**Exercise task:** Write out all the entries word for word, but skip any images.

**Data for this exercise:**
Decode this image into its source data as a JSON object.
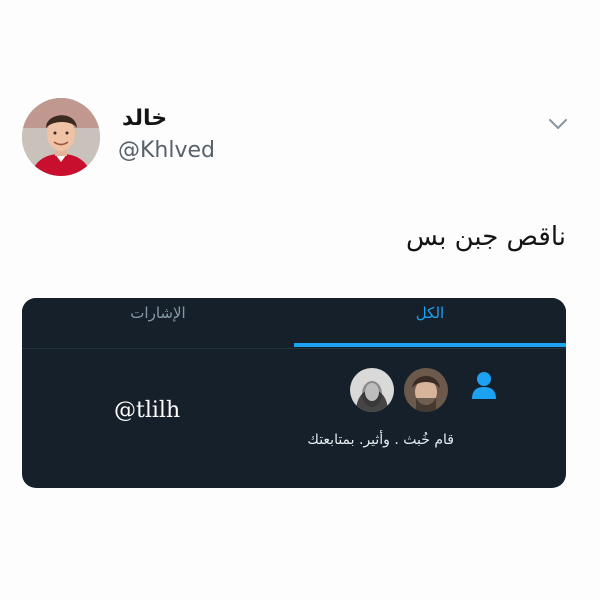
{
  "tweet": {
    "author_name": "خالد",
    "author_handle": "@Khlved",
    "text": "ناقص جبن بس"
  },
  "embedded_notification": {
    "tabs": [
      {
        "label": "الإشارات",
        "active": false
      },
      {
        "label": "الكل",
        "active": true
      }
    ],
    "follower_handle": "@tlilh",
    "message": "قام خُبث . وأثير. بمتابعتك",
    "accent_color": "#1da1f2",
    "background_color": "#15202b"
  },
  "icons": {
    "menu": "chevron-down-icon",
    "notification": "person-icon"
  }
}
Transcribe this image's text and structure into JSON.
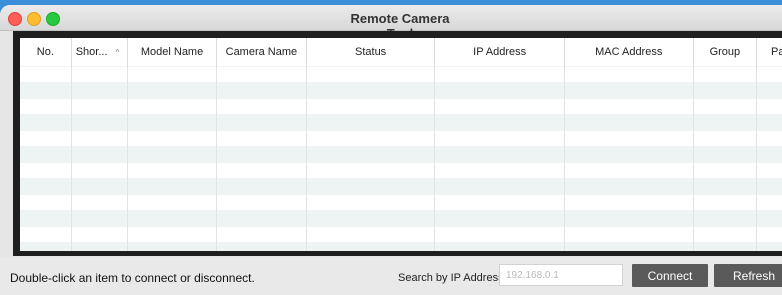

**Exercise output:**
Decode this image into its source data as a JSON object.
{
  "tweet": {
    "author_name": "خالد",
    "author_handle": "@Khlved",
    "text": "ناقص جبن بس"
  },
  "embedded_notification": {
    "tabs": [
      {
        "label": "الإشارات",
        "active": false
      },
      {
        "label": "الكل",
        "active": true
      }
    ],
    "follower_handle": "@tlilh",
    "message": "قام خُبث . وأثير. بمتابعتك",
    "accent_color": "#1da1f2",
    "background_color": "#15202b"
  },
  "icons": {
    "menu": "chevron-down-icon",
    "notification": "person-icon"
  }
}
Transcribe this image's text and structure into JSON.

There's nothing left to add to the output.